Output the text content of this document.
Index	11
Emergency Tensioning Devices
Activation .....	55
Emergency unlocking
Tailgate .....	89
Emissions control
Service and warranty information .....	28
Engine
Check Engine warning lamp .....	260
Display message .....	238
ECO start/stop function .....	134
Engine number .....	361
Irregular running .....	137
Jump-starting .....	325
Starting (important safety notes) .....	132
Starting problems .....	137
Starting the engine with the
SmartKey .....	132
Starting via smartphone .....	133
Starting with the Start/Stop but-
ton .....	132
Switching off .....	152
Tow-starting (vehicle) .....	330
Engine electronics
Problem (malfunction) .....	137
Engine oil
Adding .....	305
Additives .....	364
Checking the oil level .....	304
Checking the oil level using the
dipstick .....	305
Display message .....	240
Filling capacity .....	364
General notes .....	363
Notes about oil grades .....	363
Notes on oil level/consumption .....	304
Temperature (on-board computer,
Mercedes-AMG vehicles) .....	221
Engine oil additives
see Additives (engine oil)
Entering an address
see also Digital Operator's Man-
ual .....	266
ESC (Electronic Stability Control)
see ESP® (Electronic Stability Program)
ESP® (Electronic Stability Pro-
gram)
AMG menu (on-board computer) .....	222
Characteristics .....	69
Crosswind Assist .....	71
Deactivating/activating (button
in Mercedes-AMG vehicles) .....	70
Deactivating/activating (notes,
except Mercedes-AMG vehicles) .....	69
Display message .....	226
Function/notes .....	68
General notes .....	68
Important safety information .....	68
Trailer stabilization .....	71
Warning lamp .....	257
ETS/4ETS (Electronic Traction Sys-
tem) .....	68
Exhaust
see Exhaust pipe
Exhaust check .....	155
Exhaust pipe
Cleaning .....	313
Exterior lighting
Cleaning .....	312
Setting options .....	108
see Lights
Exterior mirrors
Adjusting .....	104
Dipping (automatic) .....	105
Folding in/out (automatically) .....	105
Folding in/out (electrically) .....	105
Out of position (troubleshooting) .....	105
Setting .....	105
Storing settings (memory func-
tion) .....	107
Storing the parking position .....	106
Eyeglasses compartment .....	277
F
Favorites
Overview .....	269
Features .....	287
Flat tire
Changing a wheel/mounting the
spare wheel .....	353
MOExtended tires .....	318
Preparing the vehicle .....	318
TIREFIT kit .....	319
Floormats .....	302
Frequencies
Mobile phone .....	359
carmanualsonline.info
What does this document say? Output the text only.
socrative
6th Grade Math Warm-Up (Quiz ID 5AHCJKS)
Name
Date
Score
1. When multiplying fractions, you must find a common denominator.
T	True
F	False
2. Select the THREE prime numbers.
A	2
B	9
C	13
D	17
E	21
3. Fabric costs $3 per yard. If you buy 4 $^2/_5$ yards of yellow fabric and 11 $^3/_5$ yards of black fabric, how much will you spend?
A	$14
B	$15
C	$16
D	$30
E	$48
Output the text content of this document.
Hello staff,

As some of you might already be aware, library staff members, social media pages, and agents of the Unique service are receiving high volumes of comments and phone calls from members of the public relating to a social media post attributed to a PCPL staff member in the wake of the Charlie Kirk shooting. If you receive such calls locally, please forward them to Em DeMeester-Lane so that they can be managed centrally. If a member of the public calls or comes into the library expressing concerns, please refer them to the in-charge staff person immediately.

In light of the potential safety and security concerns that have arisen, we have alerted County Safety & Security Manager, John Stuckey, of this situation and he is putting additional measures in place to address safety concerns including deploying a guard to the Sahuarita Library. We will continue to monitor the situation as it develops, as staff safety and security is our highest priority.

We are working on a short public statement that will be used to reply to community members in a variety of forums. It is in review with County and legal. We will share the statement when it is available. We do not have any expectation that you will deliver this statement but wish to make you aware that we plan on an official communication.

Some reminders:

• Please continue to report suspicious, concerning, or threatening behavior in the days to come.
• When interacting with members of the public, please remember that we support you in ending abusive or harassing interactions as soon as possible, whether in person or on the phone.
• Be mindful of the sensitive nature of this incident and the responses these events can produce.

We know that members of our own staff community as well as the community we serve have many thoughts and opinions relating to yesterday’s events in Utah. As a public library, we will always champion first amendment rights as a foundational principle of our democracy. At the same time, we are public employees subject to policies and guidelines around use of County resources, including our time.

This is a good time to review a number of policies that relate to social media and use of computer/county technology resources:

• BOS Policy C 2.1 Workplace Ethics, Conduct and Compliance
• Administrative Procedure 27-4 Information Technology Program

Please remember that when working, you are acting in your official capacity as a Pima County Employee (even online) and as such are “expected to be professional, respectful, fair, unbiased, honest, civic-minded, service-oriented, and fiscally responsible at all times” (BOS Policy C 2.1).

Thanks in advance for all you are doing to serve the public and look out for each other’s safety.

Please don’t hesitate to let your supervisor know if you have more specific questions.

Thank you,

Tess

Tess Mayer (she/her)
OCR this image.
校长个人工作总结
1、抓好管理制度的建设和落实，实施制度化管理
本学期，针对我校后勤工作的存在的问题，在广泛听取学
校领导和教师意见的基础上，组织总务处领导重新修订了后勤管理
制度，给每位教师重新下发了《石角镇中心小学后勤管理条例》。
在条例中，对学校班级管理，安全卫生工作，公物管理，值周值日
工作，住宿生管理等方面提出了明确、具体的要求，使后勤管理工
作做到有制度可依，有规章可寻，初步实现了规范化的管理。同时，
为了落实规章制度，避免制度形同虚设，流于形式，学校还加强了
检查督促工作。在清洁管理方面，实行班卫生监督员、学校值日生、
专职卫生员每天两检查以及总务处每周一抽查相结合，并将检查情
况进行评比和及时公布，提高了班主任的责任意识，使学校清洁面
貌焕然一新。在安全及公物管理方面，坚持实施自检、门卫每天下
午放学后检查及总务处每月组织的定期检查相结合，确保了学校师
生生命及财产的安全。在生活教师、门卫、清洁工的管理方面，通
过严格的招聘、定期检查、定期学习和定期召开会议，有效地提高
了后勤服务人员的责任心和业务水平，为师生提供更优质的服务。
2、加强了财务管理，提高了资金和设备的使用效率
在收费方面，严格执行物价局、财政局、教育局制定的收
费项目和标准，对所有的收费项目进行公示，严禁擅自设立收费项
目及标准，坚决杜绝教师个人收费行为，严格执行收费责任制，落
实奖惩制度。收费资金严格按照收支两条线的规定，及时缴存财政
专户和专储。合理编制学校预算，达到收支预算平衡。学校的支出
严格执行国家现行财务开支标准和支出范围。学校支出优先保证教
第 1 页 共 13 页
========================================
→ Problem details: In the entries above, find every line holding the word "official" and copy it out.

→ Solution to the problem:
We are working on a short public statement that will be used to reply to community members in a variety of forums. It is in review with County and legal. We will share the statement when it is available. We do not have any expectation that you will deliver this statement but wish to make you aware that we plan on an official communication.
Please remember that when working, you are acting in your official capacity as a Pima County Employee (even online) and as such are “expected to be professional, respectful, fair, unbiased, honest, civic-minded, service-oriented, and fiscally responsible at all times” (BOS Policy C 2.1).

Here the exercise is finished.